Problem details:
Quote every line in the records from the one containing "141, 299, 151]" down to the one containing "105, 86, 139]", including both.

Available data:
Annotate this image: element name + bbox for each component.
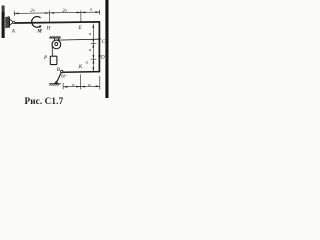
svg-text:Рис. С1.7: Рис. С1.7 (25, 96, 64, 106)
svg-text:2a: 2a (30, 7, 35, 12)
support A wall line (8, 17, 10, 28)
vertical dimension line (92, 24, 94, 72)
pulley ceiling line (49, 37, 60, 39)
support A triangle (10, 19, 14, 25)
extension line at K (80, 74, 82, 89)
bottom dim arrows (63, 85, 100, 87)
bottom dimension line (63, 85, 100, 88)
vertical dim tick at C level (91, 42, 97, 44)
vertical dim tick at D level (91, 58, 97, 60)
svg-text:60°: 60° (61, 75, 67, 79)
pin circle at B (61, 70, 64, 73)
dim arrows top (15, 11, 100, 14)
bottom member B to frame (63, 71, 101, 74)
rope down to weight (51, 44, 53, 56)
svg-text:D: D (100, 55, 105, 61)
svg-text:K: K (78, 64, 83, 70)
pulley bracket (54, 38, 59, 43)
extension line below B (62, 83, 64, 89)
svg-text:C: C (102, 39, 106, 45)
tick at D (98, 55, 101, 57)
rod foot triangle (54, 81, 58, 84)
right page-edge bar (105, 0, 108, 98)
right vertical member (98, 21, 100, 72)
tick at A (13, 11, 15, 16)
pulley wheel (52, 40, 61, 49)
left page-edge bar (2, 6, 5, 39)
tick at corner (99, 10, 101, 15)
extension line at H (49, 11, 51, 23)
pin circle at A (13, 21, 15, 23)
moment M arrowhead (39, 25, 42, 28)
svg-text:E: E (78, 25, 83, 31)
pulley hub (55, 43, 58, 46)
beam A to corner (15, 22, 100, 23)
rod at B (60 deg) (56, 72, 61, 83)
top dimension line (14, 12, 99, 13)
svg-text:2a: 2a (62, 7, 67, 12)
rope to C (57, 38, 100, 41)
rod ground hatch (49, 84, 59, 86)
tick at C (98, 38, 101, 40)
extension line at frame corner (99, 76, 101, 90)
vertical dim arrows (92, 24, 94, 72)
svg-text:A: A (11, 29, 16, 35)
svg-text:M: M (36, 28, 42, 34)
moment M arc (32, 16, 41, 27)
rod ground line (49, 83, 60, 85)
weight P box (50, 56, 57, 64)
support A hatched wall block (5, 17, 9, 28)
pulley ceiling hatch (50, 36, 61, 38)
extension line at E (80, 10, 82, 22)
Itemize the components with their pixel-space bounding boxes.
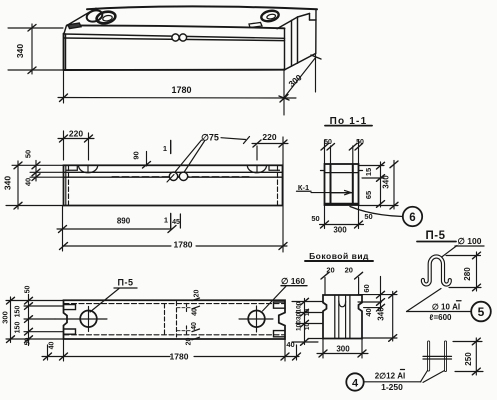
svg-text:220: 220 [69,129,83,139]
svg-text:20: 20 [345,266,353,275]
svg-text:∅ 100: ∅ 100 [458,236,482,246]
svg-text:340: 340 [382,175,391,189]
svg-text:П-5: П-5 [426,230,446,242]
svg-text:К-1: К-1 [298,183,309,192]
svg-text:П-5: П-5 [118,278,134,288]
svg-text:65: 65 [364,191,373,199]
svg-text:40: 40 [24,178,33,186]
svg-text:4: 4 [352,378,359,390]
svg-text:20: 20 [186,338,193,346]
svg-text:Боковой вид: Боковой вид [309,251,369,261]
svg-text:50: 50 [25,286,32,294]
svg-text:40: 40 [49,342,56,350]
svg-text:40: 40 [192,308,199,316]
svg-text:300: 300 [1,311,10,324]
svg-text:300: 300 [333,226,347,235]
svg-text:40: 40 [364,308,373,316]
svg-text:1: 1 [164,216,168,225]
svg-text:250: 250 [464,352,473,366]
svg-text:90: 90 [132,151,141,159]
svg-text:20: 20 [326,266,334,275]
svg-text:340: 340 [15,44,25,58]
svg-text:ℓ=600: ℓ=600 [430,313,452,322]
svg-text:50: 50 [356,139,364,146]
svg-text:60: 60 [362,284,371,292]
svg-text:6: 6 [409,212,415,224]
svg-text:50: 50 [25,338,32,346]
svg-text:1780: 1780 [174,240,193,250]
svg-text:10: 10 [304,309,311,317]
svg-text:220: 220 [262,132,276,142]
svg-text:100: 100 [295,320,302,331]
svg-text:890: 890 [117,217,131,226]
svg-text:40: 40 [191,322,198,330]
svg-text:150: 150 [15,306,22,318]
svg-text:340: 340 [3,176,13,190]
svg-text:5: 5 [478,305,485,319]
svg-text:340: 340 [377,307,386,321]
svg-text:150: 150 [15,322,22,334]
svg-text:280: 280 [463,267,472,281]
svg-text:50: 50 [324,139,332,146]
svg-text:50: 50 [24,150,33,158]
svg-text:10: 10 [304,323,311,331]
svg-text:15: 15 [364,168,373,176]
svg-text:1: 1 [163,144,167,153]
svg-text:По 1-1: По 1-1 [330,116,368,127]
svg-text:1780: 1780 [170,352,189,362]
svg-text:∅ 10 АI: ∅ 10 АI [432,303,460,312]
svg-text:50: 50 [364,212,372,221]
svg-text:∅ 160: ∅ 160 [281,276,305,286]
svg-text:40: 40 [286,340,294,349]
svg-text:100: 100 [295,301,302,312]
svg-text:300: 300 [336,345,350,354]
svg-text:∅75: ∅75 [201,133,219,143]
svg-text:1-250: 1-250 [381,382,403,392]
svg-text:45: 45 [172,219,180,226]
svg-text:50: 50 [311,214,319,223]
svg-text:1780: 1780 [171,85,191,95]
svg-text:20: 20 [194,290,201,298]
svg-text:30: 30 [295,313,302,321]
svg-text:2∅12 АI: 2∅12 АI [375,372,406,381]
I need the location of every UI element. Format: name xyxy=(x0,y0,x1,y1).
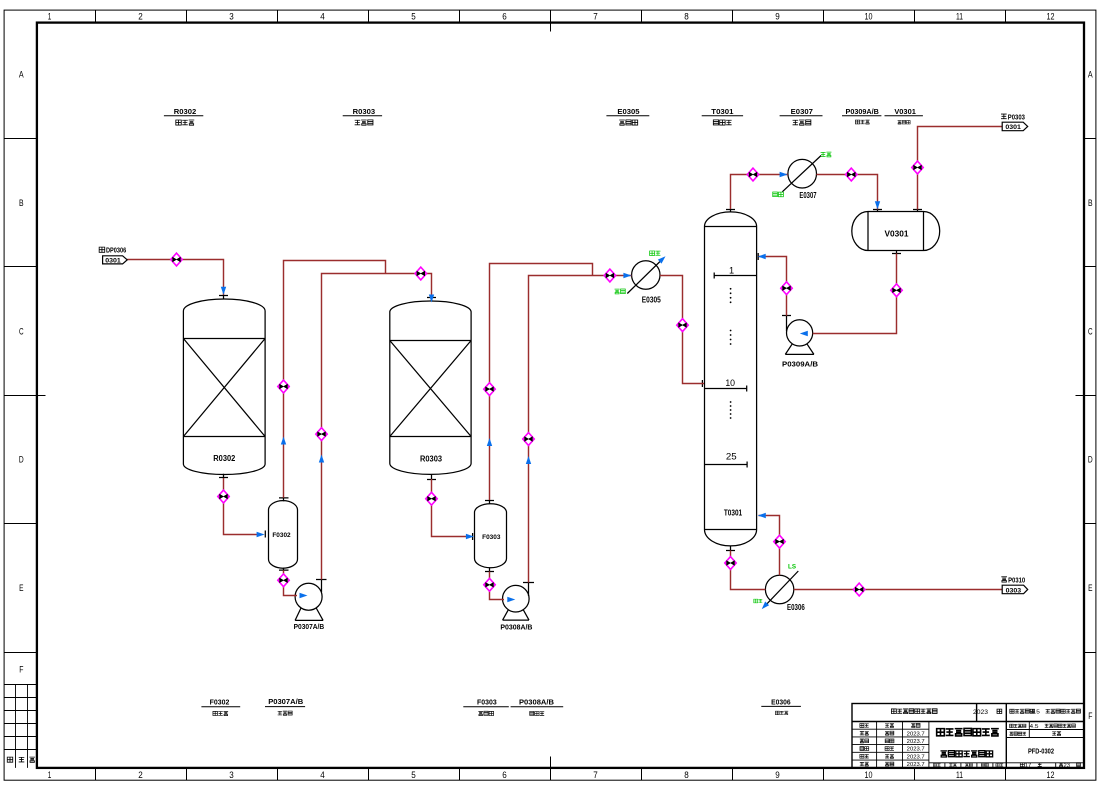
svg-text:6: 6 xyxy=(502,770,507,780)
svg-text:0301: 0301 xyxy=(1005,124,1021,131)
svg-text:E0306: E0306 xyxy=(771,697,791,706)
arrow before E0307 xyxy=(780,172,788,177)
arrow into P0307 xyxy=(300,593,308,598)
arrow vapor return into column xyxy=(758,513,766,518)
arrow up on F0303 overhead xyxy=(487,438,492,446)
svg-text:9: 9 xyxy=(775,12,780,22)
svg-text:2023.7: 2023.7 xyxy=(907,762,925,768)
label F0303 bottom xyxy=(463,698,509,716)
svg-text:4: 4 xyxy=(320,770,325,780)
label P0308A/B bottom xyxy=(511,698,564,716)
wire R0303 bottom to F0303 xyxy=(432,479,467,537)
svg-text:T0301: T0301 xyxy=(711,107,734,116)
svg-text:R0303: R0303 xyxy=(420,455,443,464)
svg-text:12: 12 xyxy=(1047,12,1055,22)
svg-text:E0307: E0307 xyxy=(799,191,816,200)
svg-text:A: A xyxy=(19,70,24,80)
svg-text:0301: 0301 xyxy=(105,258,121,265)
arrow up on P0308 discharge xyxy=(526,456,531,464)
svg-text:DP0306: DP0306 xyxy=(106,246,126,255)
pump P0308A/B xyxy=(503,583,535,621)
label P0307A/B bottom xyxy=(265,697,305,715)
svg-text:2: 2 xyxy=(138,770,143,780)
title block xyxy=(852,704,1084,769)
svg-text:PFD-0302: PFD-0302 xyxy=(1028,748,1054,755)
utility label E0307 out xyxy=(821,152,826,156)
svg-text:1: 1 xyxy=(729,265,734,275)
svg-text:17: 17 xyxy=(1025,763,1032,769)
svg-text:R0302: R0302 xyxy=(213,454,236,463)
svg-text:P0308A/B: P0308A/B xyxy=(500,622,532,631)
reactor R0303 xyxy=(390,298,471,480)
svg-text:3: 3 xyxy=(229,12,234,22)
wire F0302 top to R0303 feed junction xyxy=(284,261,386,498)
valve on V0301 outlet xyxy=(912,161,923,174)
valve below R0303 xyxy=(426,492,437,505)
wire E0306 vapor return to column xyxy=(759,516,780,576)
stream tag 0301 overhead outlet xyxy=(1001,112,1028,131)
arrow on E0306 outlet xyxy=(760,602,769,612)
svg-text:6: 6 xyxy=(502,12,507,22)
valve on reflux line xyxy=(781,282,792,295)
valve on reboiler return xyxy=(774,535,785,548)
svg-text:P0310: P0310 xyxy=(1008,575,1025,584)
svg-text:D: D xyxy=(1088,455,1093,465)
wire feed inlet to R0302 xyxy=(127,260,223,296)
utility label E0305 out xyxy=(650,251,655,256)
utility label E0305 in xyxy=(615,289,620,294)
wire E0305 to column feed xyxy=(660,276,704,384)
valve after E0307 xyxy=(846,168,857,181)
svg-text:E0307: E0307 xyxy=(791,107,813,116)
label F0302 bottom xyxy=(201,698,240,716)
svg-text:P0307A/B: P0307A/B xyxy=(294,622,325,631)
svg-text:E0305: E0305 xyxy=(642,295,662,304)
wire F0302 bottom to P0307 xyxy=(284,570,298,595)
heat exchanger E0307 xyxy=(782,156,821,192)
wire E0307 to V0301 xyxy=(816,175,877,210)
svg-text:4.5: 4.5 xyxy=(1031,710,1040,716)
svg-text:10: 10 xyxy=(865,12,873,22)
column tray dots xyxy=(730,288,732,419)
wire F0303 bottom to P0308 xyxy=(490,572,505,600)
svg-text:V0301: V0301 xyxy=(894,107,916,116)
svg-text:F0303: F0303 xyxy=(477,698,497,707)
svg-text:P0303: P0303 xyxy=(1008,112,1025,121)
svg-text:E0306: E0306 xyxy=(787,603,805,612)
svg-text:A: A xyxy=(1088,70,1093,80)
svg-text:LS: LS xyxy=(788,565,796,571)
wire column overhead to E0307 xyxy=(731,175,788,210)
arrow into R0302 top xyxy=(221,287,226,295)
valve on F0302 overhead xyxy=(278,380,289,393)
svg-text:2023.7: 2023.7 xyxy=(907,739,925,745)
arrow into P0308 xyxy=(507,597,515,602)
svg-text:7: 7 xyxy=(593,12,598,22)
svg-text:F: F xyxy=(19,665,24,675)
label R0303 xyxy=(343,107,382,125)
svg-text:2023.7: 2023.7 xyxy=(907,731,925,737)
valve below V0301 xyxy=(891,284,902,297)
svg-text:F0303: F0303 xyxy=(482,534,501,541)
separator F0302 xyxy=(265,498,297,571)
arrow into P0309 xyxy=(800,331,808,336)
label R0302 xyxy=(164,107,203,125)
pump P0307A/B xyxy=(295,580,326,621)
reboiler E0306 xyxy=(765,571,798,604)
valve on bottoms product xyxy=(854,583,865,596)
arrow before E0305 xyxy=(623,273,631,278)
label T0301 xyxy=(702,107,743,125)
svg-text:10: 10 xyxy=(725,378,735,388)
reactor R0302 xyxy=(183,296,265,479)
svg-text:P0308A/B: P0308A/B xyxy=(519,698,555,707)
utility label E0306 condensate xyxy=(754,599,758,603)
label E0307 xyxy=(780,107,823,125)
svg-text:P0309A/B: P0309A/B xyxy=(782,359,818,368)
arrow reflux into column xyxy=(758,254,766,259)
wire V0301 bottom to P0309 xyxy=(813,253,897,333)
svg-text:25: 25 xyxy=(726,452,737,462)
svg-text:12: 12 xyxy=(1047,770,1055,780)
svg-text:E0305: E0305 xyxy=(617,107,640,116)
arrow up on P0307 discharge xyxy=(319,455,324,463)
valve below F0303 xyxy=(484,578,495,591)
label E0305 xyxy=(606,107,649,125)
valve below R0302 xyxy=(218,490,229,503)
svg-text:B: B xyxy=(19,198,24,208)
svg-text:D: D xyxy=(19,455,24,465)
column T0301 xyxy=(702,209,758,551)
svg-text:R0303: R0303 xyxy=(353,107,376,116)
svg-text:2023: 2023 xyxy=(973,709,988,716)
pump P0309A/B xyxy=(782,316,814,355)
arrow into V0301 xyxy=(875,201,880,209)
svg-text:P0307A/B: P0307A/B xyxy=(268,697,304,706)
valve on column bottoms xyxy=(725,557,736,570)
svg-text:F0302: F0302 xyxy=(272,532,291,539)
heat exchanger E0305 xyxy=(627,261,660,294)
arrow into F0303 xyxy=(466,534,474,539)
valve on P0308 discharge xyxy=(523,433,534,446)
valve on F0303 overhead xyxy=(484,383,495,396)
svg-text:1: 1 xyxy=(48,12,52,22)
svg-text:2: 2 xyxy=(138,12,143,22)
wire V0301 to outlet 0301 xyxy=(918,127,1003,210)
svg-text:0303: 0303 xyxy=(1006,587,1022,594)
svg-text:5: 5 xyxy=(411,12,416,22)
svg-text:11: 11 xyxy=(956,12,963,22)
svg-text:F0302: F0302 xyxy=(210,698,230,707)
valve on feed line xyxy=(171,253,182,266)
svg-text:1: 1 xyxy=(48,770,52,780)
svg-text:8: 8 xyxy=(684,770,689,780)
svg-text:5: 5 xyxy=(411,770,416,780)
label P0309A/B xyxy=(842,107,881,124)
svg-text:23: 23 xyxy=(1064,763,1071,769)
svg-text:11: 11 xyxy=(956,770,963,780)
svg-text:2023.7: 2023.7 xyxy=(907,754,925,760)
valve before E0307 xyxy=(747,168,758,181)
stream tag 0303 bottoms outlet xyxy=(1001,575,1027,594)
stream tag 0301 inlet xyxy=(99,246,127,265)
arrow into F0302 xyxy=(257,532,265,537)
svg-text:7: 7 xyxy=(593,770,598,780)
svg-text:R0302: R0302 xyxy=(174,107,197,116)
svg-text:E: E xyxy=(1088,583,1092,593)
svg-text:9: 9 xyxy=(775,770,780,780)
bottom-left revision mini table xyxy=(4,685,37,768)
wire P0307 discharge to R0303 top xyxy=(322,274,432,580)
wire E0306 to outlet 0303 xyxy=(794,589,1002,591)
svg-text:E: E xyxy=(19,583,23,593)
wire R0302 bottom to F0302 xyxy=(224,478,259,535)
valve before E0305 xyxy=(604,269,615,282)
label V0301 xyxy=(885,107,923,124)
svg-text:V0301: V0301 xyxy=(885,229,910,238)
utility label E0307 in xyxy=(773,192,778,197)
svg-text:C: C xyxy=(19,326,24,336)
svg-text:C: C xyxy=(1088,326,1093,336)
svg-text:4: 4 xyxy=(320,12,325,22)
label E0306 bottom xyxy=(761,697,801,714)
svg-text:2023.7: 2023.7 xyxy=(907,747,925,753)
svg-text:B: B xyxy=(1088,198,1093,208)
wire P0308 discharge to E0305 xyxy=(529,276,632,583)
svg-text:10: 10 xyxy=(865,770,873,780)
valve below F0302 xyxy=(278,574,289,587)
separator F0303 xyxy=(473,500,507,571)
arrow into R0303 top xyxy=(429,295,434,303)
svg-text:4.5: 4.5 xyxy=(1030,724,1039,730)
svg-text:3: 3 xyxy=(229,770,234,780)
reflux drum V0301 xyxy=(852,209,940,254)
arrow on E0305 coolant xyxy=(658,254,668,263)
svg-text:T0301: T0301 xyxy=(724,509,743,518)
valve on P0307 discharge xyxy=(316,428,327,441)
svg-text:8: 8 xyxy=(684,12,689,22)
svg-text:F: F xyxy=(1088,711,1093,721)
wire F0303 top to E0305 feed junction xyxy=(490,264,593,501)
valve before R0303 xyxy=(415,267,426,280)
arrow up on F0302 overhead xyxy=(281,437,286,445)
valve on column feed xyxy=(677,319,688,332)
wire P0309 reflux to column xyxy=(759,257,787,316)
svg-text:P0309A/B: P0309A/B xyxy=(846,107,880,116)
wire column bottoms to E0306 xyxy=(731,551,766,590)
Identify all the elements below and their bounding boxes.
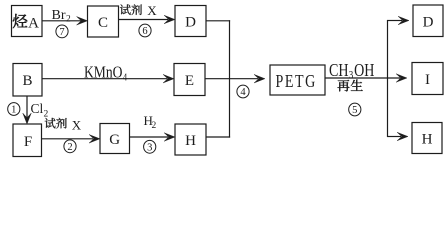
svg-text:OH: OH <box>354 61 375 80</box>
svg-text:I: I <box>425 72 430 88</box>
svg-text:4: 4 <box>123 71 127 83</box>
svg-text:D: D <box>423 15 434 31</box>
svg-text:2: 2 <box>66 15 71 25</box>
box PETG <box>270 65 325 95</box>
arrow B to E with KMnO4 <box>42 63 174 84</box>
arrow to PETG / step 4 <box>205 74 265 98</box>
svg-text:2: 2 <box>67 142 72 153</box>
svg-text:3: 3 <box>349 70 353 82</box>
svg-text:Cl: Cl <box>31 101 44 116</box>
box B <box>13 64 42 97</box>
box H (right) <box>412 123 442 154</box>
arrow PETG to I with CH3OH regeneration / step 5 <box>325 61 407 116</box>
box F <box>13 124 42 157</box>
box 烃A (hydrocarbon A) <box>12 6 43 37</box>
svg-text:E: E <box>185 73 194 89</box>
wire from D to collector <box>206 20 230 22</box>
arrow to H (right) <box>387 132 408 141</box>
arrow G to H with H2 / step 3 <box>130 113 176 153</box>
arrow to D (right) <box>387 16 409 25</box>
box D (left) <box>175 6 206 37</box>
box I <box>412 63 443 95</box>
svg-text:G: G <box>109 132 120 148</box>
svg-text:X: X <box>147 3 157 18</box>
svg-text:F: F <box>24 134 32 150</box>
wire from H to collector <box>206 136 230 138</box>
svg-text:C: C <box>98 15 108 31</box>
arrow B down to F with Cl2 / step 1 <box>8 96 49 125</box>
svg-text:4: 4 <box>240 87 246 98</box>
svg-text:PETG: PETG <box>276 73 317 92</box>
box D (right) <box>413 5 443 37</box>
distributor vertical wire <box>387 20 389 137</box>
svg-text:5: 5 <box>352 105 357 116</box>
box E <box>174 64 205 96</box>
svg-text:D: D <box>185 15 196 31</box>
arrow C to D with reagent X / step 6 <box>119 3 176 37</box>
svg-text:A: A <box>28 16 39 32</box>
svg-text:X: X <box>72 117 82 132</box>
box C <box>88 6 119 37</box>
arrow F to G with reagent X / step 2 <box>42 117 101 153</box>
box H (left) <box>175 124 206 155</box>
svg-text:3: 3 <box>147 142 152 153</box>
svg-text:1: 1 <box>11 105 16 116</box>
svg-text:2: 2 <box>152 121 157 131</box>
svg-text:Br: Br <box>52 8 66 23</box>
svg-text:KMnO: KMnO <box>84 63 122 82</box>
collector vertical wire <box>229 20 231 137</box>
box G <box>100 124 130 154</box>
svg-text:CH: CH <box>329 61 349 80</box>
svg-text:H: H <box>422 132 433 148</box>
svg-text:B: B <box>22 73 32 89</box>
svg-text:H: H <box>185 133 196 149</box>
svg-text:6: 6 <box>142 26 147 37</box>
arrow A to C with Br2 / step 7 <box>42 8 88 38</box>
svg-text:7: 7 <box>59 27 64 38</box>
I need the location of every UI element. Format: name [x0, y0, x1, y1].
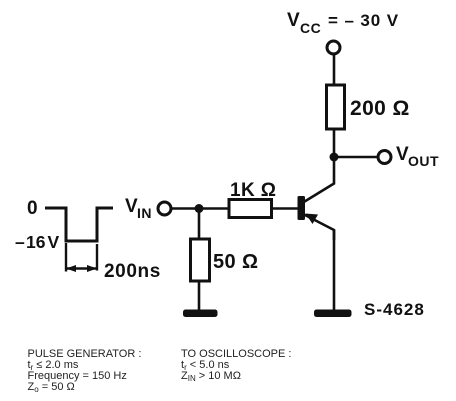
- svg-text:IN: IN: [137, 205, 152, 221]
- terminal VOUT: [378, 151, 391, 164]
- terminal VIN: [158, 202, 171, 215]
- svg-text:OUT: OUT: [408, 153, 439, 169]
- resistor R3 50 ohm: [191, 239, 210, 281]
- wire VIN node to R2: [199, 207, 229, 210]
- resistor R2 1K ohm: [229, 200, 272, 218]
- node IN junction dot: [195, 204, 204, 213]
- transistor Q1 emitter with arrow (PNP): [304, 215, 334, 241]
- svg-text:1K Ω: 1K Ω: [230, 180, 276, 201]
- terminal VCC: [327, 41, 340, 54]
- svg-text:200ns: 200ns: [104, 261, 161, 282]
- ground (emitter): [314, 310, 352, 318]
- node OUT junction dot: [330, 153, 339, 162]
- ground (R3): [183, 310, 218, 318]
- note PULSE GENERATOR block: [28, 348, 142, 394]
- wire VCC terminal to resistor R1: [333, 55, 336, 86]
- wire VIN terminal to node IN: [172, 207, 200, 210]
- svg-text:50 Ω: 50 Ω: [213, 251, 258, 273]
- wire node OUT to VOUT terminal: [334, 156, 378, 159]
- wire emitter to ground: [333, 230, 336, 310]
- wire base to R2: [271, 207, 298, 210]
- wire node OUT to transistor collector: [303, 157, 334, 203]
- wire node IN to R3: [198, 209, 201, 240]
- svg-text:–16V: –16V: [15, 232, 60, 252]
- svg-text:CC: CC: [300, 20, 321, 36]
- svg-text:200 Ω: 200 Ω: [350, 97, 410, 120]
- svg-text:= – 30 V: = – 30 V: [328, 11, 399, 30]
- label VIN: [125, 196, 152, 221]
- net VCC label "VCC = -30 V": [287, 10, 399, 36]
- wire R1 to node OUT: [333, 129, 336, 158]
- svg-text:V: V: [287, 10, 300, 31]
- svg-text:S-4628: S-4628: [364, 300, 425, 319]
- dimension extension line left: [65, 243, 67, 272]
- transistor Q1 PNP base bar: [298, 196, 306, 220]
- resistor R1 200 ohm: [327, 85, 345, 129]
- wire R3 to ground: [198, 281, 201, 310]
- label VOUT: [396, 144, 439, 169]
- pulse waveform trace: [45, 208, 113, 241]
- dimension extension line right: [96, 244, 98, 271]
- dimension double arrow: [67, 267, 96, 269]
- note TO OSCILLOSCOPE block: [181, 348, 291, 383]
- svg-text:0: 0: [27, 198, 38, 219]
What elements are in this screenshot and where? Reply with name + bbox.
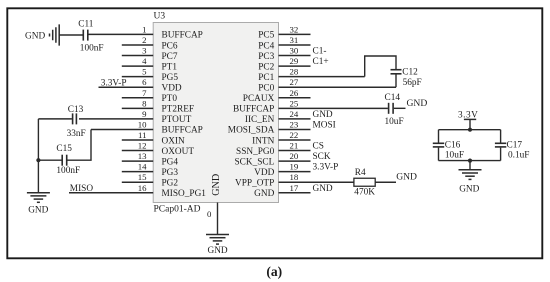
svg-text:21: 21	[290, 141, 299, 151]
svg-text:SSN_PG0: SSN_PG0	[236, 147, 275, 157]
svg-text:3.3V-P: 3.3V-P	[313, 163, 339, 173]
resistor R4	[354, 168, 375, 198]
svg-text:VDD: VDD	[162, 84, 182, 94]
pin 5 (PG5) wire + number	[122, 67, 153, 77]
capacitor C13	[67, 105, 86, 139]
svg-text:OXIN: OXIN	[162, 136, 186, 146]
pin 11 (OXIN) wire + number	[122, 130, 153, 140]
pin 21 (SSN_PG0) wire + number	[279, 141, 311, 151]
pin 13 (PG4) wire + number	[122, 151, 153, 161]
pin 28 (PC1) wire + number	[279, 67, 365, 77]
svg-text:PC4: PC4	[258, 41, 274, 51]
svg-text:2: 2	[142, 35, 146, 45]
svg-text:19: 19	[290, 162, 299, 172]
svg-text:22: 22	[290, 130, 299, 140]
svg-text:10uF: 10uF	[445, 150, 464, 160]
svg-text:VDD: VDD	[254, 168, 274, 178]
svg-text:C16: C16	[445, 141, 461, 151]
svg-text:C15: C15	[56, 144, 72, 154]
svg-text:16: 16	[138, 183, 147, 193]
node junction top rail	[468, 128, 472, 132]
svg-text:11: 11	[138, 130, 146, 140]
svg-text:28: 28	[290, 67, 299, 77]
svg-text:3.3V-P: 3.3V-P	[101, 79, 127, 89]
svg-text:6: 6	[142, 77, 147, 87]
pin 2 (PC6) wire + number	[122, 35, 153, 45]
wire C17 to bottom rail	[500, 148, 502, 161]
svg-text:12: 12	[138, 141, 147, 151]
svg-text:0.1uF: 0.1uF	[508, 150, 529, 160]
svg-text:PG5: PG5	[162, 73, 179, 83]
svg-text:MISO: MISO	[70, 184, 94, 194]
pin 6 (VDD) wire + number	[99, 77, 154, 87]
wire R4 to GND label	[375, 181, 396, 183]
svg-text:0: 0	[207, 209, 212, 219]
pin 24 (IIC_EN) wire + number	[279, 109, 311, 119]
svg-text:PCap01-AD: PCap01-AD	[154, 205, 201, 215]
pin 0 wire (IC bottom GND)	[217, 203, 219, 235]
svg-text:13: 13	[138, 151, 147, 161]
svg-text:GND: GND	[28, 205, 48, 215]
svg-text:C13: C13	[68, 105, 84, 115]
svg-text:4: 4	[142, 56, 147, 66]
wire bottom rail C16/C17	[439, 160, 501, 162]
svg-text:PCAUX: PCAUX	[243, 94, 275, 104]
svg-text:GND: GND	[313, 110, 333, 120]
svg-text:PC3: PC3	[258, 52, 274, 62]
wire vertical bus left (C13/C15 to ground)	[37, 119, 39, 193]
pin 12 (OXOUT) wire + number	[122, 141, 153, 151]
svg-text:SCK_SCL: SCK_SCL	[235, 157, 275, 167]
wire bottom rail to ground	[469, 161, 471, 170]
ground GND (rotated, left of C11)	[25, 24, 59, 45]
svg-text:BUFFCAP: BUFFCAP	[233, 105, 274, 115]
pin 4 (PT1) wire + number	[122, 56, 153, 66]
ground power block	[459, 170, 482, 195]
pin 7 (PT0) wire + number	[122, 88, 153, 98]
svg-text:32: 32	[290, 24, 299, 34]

Finished answer:
svg-text:21: 21	[290, 141, 299, 151]
svg-text:SSN_PG0: SSN_PG0	[236, 147, 275, 157]
svg-text:3.3V-P: 3.3V-P	[313, 163, 339, 173]
resistor R4	[354, 168, 375, 198]
svg-text:VDD: VDD	[162, 84, 182, 94]
pin 5 (PG5) wire + number	[122, 67, 153, 77]
capacitor C13	[67, 105, 86, 139]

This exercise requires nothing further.